**THE EXERCISE:**
Each entry below should be reproduced character for character.

**THE DATA:**
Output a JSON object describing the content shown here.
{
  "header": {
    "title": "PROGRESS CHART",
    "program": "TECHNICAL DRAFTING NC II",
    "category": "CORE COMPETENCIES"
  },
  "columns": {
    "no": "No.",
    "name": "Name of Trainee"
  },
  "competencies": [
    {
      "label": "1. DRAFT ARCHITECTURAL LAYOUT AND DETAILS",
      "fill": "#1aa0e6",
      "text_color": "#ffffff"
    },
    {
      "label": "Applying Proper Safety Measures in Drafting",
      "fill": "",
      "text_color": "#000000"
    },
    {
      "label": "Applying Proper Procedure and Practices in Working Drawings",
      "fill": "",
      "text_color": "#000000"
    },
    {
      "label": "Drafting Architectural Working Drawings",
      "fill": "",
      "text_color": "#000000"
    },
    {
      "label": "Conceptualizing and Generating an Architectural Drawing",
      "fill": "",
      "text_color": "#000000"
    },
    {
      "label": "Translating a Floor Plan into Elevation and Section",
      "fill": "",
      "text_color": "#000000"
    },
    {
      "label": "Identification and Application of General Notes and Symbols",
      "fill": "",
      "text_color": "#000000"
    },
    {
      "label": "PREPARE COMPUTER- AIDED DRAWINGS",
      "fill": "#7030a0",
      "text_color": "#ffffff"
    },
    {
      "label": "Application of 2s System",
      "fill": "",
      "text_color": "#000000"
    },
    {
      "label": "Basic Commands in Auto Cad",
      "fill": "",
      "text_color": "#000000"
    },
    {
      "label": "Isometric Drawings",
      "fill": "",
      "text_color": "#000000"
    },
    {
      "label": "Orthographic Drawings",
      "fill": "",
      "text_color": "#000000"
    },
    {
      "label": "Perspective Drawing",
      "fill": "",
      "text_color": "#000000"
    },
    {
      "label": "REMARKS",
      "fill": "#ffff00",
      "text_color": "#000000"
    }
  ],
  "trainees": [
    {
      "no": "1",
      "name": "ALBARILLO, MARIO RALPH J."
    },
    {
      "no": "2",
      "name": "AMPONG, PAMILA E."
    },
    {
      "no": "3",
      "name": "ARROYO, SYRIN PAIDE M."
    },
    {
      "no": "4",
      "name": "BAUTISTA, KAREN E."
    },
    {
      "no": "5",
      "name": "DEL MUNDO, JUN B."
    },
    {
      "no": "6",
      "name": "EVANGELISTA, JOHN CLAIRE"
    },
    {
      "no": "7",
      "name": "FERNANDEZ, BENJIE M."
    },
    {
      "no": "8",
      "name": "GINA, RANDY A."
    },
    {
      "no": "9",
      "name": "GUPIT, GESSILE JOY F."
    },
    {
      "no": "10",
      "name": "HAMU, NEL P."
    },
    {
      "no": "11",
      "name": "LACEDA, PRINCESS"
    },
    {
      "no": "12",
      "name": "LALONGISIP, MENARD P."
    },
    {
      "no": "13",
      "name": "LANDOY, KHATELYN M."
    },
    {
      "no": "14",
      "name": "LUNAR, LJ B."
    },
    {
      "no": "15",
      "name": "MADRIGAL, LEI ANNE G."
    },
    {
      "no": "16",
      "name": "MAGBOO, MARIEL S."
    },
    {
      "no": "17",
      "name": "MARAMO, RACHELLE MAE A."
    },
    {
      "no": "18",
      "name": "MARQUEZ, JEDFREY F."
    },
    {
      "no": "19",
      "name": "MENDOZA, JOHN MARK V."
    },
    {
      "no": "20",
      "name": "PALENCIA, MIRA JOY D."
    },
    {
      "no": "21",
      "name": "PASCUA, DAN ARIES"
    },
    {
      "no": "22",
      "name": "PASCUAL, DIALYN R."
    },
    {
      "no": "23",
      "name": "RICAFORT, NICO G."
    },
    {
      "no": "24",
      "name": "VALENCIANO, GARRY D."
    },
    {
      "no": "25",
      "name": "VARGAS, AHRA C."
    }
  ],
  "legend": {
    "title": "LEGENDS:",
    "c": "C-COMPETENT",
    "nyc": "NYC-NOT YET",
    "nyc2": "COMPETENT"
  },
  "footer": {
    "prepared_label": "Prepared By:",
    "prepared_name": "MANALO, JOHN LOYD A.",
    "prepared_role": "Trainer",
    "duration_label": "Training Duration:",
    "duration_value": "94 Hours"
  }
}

**COMPLETE ANSWER:**
Output a JSON object describing the content shown here.
{
  "header": {
    "title": "PROGRESS CHART",
    "program": "TECHNICAL DRAFTING NC II",
    "category": "CORE COMPETENCIES"
  },
  "columns": {
    "no": "No.",
    "name": "Name of Trainee"
  },
  "competencies": [
    {
      "label": "1. DRAFT ARCHITECTURAL LAYOUT AND DETAILS",
      "fill": "#1aa0e6",
      "text_color": "#ffffff"
    },
    {
      "label": "Applying Proper Safety Measures in Drafting",
      "fill": "",
      "text_color": "#000000"
    },
    {
      "label": "Applying Proper Procedure and Practices in Working Drawings",
      "fill": "",
      "text_color": "#000000"
    },
    {
      "label": "Drafting Architectural Working Drawings",
      "fill": "",
      "text_color": "#000000"
    },
    {
      "label": "Conceptualizing and Generating an Architectural Drawing",
      "fill": "",
      "text_color": "#000000"
    },
    {
      "label": "Translating a Floor Plan into Elevation and Section",
      "fill": "",
      "text_color": "#000000"
    },
    {
      "label": "Identification and Application of General Notes and Symbols",
      "fill": "",
      "text_color": "#000000"
    },
    {
      "label": "PREPARE COMPUTER- AIDED DRAWINGS",
      "fill": "#7030a0",
      "text_color": "#ffffff"
    },
    {
      "label": "Application of 2s System",
      "fill": "",
      "text_color": "#000000"
    },
    {
      "label": "Basic Commands in Auto Cad",
      "fill": "",
      "text_color": "#000000"
    },
    {
      "label": "Isometric Drawings",
      "fill": "",
      "text_color": "#000000"
    },
    {
      "label": "Orthographic Drawings",
      "fill": "",
      "text_color": "#000000"
    },
    {
      "label": "Perspective Drawing",
      "fill": "",
      "text_color": "#000000"
    },
    {
      "label": "REMARKS",
      "fill": "#ffff00",
      "text_color": "#000000"
    }
  ],
  "trainees": [
    {
      "no": "1",
      "name": "ALBARILLO, MARIO RALPH J."
    },
    {
      "no": "2",
      "name": "AMPONG, PAMILA E."
    },
    {
      "no": "3",
      "name": "ARROYO, SYRIN PAIDE M."
    },
    {
      "no": "4",
      "name": "BAUTISTA, KAREN E."
    },
    {
      "no": "5",
      "name": "DEL MUNDO, JUN B."
    },
    {
      "no": "6",
      "name": "EVANGELISTA, JOHN CLAIRE"
    },
    {
      "no": "7",
      "name": "FERNANDEZ, BENJIE M."
    },
    {
      "no": "8",
      "name": "GINA, RANDY A."
    },
    {
      "no": "9",
      "name": "GUPIT, GESSILE JOY F."
    },
    {
      "no": "10",
      "name": "HAMU, NEL P."
    },
    {
      "no": "11",
      "name": "LACEDA, PRINCESS"
    },
    {
      "no": "12",
      "name": "LALONGISIP, MENARD P."
    },
    {
      "no": "13",
      "name": "LANDOY, KHATELYN M."
    },
    {
      "no": "14",
      "name": "LUNAR, LJ B."
    },
    {
      "no": "15",
      "name": "MADRIGAL, LEI ANNE G."
    },
    {
      "no": "16",
      "name": "MAGBOO, MARIEL S."
    },
    {
      "no": "17",
      "name": "MARAMO, RACHELLE MAE A."
    },
    {
      "no": "18",
      "name": "MARQUEZ, JEDFREY F."
    },
    {
      "no": "19",
      "name": "MENDOZA, JOHN MARK V."
    },
    {
      "no": "20",
      "name": "PALENCIA, MIRA JOY D."
    },
    {
      "no": "21",
      "name": "PASCUA, DAN ARIES"
    },
    {
      "no": "22",
      "name": "PASCUAL, DIALYN R."
    },
    {
      "no": "23",
      "name": "RICAFORT, NICO G."
    },
    {
      "no": "24",
      "name": "VALENCIANO, GARRY D."
    },
    {
      "no": "25",
      "name": "VARGAS, AHRA C."
    }
  ],
  "legend": {
    "title": "LEGENDS:",
    "c": "C-COMPETENT",
    "nyc": "NYC-NOT YET",
    "nyc2": "COMPETENT"
  },
  "footer": {
    "prepared_label": "Prepared By:",
    "prepared_name": "MANALO, JOHN LOYD A.",
    "prepared_role": "Trainer",
    "duration_label": "Training Duration:",
    "duration_value": "94 Hours"
  }
}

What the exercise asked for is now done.